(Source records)
[Begin]

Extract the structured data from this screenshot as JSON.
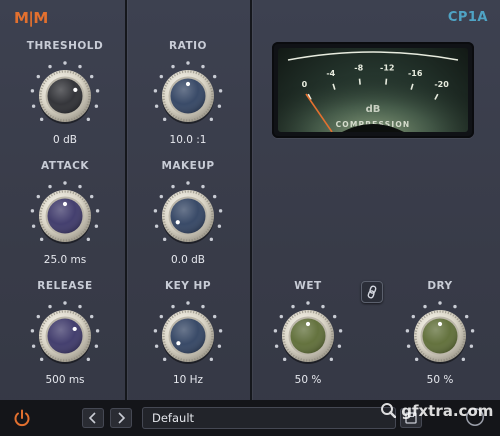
{
  "header": {
    "logo": "M|M",
    "plugin_name": "CP1A"
  },
  "colors": {
    "accent_orange": "#e2702f",
    "brand_blue": "#4fa3c4",
    "meter_needle": "#e2702f"
  },
  "knobs": {
    "threshold": {
      "label": "THRESHOLD",
      "value": "0 dB",
      "cap_color": "#2a2b30",
      "level": 0.72
    },
    "attack": {
      "label": "ATTACK",
      "value": "25.0 ms",
      "cap_color": "#3a3567",
      "level": 0.5
    },
    "release": {
      "label": "RELEASE",
      "value": "500 ms",
      "cap_color": "#3a3567",
      "level": 0.7
    },
    "ratio": {
      "label": "RATIO",
      "value": "10.0 :1",
      "cap_color": "#2f4160",
      "level": 0.5
    },
    "makeup": {
      "label": "MAKEUP",
      "value": "0.0 dB",
      "cap_color": "#2f4160",
      "level": 0.05
    },
    "key_hp": {
      "label": "KEY HP",
      "value": "10 Hz",
      "cap_color": "#2f4160",
      "level": 0.03
    },
    "wet": {
      "label": "WET",
      "value": "50 %",
      "cap_color": "#5c6b34",
      "level": 0.5
    },
    "dry": {
      "label": "DRY",
      "value": "50 %",
      "cap_color": "#5c6b34",
      "level": 0.5
    }
  },
  "meter": {
    "ticks": [
      "0",
      "-4",
      "-8",
      "-12",
      "-16",
      "-20"
    ],
    "unit": "dB",
    "caption": "COMPRESSION",
    "needle_db": 0
  },
  "link_button": {
    "icon": "link-icon"
  },
  "bottom_bar": {
    "power_icon": "power-icon",
    "prev_icon": "chevron-left-icon",
    "next_icon": "chevron-right-icon",
    "preset_name": "Default",
    "watermark": "gfxtra.com"
  }
}
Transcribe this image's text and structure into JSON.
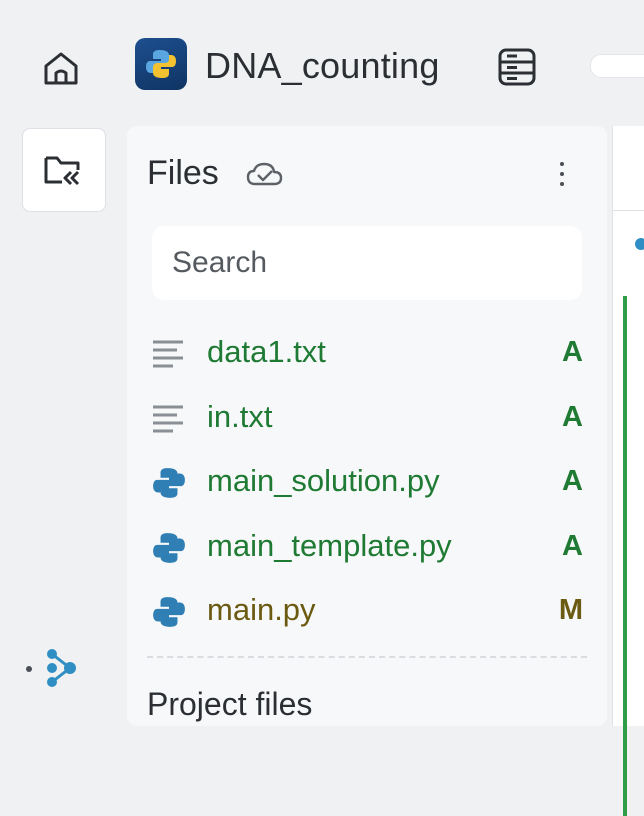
{
  "topbar": {
    "home_icon": "home-icon",
    "app_icon": "python-icon",
    "project_title": "DNA_counting",
    "server_icon": "server-icon"
  },
  "rail": {
    "toggle_icon": "folder-collapse-icon",
    "brand_icon": "brand-icon"
  },
  "files": {
    "title": "Files",
    "sync_icon": "cloud-check-icon",
    "menu_icon": "kebab-icon",
    "search_placeholder": "Search",
    "items": [
      {
        "name": "data1.txt",
        "icon": "text-file-icon",
        "status": "A"
      },
      {
        "name": "in.txt",
        "icon": "text-file-icon",
        "status": "A"
      },
      {
        "name": "main_solution.py",
        "icon": "python-icon",
        "status": "A"
      },
      {
        "name": "main_template.py",
        "icon": "python-icon",
        "status": "A"
      },
      {
        "name": "main.py",
        "icon": "python-icon",
        "status": "M"
      }
    ],
    "next_section": "Project files"
  },
  "colors": {
    "added": "#1f7a34",
    "modified": "#6b5a12",
    "python_blue": "#2f7fb5"
  }
}
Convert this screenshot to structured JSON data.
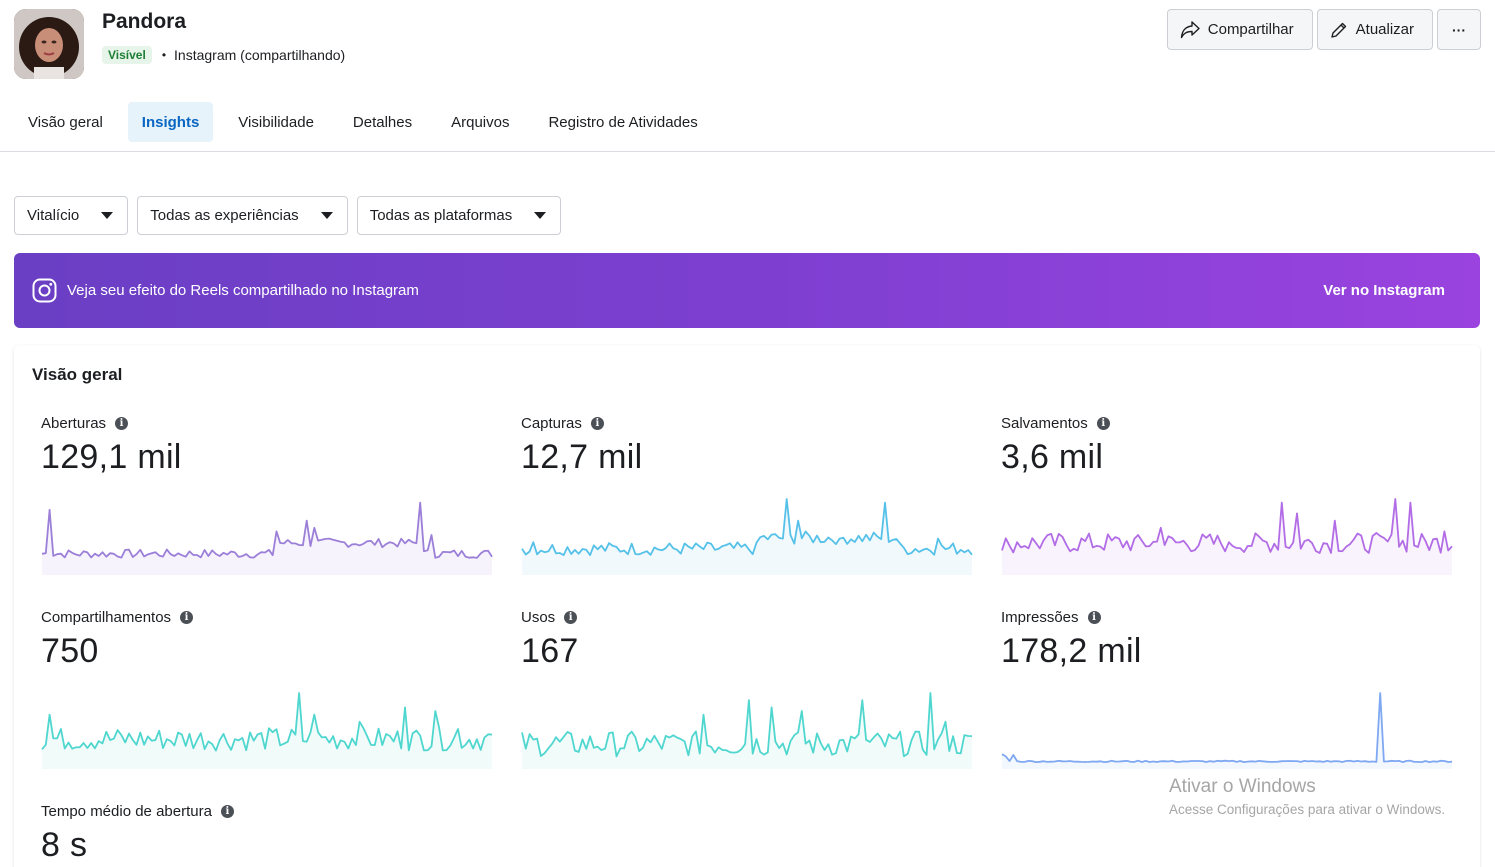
{
  "effect": {
    "name": "Pandora",
    "status_badge": "Visível",
    "platform_text": "Instagram (compartilhando)"
  },
  "actions": {
    "share_label": "Compartilhar",
    "update_label": "Atualizar",
    "more_label": "···"
  },
  "tabs": [
    {
      "label": "Visão geral",
      "active": false
    },
    {
      "label": "Insights",
      "active": true
    },
    {
      "label": "Visibilidade",
      "active": false
    },
    {
      "label": "Detalhes",
      "active": false
    },
    {
      "label": "Arquivos",
      "active": false
    },
    {
      "label": "Registro de Atividades",
      "active": false
    }
  ],
  "filters": {
    "period": "Vitalício",
    "experiences": "Todas as experiências",
    "platforms": "Todas as plataformas"
  },
  "banner": {
    "text": "Veja seu efeito do Reels compartilhado no Instagram",
    "link": "Ver no Instagram",
    "icon": "instagram-icon"
  },
  "overview": {
    "title": "Visão geral",
    "metrics": [
      {
        "label": "Aberturas",
        "value": "129,1 mil",
        "color": "#9b7fd8",
        "fill": "#f6f3fc"
      },
      {
        "label": "Capturas",
        "value": "12,7 mil",
        "color": "#55c1e8",
        "fill": "#f1f9fd"
      },
      {
        "label": "Salvamentos",
        "value": "3,6 mil",
        "color": "#b26ce6",
        "fill": "#f9f3fd"
      },
      {
        "label": "Compartilhamentos",
        "value": "750",
        "color": "#4fd6cf",
        "fill": "#f0fbfa"
      },
      {
        "label": "Usos",
        "value": "167",
        "color": "#4fd6cf",
        "fill": "#f0fbfa"
      },
      {
        "label": "Impressões",
        "value": "178,2 mil",
        "color": "#7fa8f2",
        "fill": "#f3f7fe"
      },
      {
        "label": "Tempo médio de abertura",
        "value": "8 s"
      }
    ]
  },
  "watermark": {
    "title": "Ativar o Windows",
    "subtitle": "Acesse Configurações para ativar o Windows."
  }
}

[End]

### YOUR OBJECTIVE:
Transcribe the whole listing exactly. Pictures are excluded.

### ANSWER TO THIS PROBLEM:
Extract the structured data from this screenshot as JSON.
{
  "header": {
    "logo": "M|M",
    "plugin_name": "CP1A"
  },
  "colors": {
    "accent_orange": "#e2702f",
    "brand_blue": "#4fa3c4",
    "meter_needle": "#e2702f"
  },
  "knobs": {
    "threshold": {
      "label": "THRESHOLD",
      "value": "0 dB",
      "cap_color": "#2a2b30",
      "level": 0.72
    },
    "attack": {
      "label": "ATTACK",
      "value": "25.0 ms",
      "cap_color": "#3a3567",
      "level": 0.5
    },
    "release": {
      "label": "RELEASE",
      "value": "500 ms",
      "cap_color": "#3a3567",
      "level": 0.7
    },
    "ratio": {
      "label": "RATIO",
      "value": "10.0 :1",
      "cap_color": "#2f4160",
      "level": 0.5
    },
    "makeup": {
      "label": "MAKEUP",
      "value": "0.0 dB",
      "cap_color": "#2f4160",
      "level": 0.05
    },
    "key_hp": {
      "label": "KEY HP",
      "value": "10 Hz",
      "cap_color": "#2f4160",
      "level": 0.03
    },
    "wet": {
      "label": "WET",
      "value": "50 %",
      "cap_color": "#5c6b34",
      "level": 0.5
    },
    "dry": {
      "label": "DRY",
      "value": "50 %",
      "cap_color": "#5c6b34",
      "level": 0.5
    }
  },
  "meter": {
    "ticks": [
      "0",
      "-4",
      "-8",
      "-12",
      "-16",
      "-20"
    ],
    "unit": "dB",
    "caption": "COMPRESSION",
    "needle_db": 0
  },
  "link_button": {
    "icon": "link-icon"
  },
  "bottom_bar": {
    "power_icon": "power-icon",
    "prev_icon": "chevron-left-icon",
    "next_icon": "chevron-right-icon",
    "preset_name": "Default",
    "watermark": "gfxtra.com"
  }
}
Transcribe this image's text and structure into JSON.
{
  "topbar": {
    "home_icon": "home-icon",
    "app_icon": "python-icon",
    "project_title": "DNA_counting",
    "server_icon": "server-icon"
  },
  "rail": {
    "toggle_icon": "folder-collapse-icon",
    "brand_icon": "brand-icon"
  },
  "files": {
    "title": "Files",
    "sync_icon": "cloud-check-icon",
    "menu_icon": "kebab-icon",
    "search_placeholder": "Search",
    "items": [
      {
        "name": "data1.txt",
        "icon": "text-file-icon",
        "status": "A"
      },
      {
        "name": "in.txt",
        "icon": "text-file-icon",
        "status": "A"
      },
      {
        "name": "main_solution.py",
        "icon": "python-icon",
        "status": "A"
      },
      {
        "name": "main_template.py",
        "icon": "python-icon",
        "status": "A"
      },
      {
        "name": "main.py",
        "icon": "python-icon",
        "status": "M"
      }
    ],
    "next_section": "Project files"
  },
  "colors": {
    "added": "#1f7a34",
    "modified": "#6b5a12",
    "python_blue": "#2f7fb5"
  }
}
Convert this screenshot to structured JSON data.
{
  "effect": {
    "name": "Pandora",
    "status_badge": "Visível",
    "platform_text": "Instagram (compartilhando)"
  },
  "actions": {
    "share_label": "Compartilhar",
    "update_label": "Atualizar",
    "more_label": "···"
  },
  "tabs": [
    {
      "label": "Visão geral",
      "active": false
    },
    {
      "label": "Insights",
      "active": true
    },
    {
      "label": "Visibilidade",
      "active": false
    },
    {
      "label": "Detalhes",
      "active": false
    },
    {
      "label": "Arquivos",
      "active": false
    },
    {
      "label": "Registro de Atividades",
      "active": false
    }
  ],
  "filters": {
    "period": "Vitalício",
    "experiences": "Todas as experiências",
    "platforms": "Todas as plataformas"
  },
  "banner": {
    "text": "Veja seu efeito do Reels compartilhado no Instagram",
    "link": "Ver no Instagram",
    "icon": "instagram-icon"
  },
  "overview": {
    "title": "Visão geral",
    "metrics": [
      {
        "label": "Aberturas",
        "value": "129,1 mil",
        "color": "#9b7fd8",
        "fill": "#f6f3fc"
      },
      {
        "label": "Capturas",
        "value": "12,7 mil",
        "color": "#55c1e8",
        "fill": "#f1f9fd"
      },
      {
        "label": "Salvamentos",
        "value": "3,6 mil",
        "color": "#b26ce6",
        "fill": "#f9f3fd"
      },
      {
        "label": "Compartilhamentos",
        "value": "750",
        "color": "#4fd6cf",
        "fill": "#f0fbfa"
      },
      {
        "label": "Usos",
        "value": "167",
        "color": "#4fd6cf",
        "fill": "#f0fbfa"
      },
      {
        "label": "Impressões",
        "value": "178,2 mil",
        "color": "#7fa8f2",
        "fill": "#f3f7fe"
      },
      {
        "label": "Tempo médio de abertura",
        "value": "8 s"
      }
    ]
  },
  "watermark": {
    "title": "Ativar o Windows",
    "subtitle": "Acesse Configurações para ativar o Windows."
  }
}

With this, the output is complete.